SUPPLIED RECORDS:
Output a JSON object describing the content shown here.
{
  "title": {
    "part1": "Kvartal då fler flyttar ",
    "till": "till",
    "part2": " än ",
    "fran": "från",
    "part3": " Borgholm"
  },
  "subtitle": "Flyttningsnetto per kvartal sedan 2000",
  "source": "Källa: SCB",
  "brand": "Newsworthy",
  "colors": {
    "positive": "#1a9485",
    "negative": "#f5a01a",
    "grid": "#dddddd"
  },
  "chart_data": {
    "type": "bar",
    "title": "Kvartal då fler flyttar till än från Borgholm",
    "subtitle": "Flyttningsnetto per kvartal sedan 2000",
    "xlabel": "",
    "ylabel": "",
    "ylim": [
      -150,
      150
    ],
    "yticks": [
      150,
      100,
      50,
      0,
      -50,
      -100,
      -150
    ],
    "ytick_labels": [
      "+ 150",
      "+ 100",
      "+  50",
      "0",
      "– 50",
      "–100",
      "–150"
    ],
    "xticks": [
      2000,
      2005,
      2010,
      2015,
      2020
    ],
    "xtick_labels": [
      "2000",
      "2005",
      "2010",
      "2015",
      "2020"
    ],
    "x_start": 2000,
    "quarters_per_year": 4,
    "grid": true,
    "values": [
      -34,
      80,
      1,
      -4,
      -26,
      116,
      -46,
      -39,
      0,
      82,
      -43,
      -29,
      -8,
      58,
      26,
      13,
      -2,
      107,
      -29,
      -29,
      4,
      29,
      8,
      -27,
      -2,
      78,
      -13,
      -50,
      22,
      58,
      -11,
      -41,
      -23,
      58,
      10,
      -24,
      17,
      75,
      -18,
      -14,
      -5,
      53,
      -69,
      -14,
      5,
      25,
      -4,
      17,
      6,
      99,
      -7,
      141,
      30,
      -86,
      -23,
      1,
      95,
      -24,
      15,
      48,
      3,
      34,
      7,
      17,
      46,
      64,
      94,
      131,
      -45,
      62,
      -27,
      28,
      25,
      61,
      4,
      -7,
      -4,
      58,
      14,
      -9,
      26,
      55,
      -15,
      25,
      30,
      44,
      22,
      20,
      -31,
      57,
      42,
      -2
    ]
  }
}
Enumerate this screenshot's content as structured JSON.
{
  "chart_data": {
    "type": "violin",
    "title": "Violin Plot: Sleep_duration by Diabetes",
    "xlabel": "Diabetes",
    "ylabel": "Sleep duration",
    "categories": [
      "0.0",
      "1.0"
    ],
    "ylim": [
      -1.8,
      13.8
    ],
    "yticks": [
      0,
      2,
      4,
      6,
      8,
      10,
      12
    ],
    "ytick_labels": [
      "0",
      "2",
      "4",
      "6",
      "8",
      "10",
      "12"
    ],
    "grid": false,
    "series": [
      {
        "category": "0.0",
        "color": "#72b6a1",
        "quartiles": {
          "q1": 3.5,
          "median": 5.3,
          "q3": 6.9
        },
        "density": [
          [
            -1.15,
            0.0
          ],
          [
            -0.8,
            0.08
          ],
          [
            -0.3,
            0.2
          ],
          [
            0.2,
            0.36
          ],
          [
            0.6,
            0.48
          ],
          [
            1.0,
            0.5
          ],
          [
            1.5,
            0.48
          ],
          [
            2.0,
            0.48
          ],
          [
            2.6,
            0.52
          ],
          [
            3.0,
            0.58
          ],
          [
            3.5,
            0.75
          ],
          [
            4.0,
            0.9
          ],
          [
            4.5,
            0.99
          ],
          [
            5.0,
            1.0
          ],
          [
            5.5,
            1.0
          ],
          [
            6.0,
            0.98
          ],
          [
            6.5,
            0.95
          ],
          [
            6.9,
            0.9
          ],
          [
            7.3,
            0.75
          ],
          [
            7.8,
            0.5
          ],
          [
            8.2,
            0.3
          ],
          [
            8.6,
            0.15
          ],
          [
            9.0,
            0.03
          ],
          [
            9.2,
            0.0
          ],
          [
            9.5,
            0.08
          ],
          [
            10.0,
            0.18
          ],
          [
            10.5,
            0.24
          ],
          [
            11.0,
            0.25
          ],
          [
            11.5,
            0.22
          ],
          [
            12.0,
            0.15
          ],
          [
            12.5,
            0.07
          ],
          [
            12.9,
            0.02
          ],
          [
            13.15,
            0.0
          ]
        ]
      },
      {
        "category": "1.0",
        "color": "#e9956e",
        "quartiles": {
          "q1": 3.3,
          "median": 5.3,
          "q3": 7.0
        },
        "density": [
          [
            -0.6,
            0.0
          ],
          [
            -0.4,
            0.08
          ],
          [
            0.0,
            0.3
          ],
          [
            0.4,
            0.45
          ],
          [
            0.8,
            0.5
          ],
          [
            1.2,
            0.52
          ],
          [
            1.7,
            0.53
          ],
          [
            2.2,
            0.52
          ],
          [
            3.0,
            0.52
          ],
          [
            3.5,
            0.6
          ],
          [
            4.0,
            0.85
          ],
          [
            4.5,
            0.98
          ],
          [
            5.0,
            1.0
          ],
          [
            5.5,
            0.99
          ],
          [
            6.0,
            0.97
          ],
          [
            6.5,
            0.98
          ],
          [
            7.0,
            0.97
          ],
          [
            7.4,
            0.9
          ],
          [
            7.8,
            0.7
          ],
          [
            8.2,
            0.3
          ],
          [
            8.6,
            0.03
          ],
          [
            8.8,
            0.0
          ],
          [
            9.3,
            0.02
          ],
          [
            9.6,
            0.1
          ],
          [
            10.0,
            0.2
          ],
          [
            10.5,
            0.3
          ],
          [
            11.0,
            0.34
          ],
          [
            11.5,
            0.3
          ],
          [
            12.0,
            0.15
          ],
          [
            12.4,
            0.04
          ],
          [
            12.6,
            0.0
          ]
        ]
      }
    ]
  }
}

SET TASK: Identify all lines in the records above with the word "till".

RESULT OF THIS EXERCISE:
    "till": "till",
    "title": "Kvartal då fler flyttar till än från Borgholm",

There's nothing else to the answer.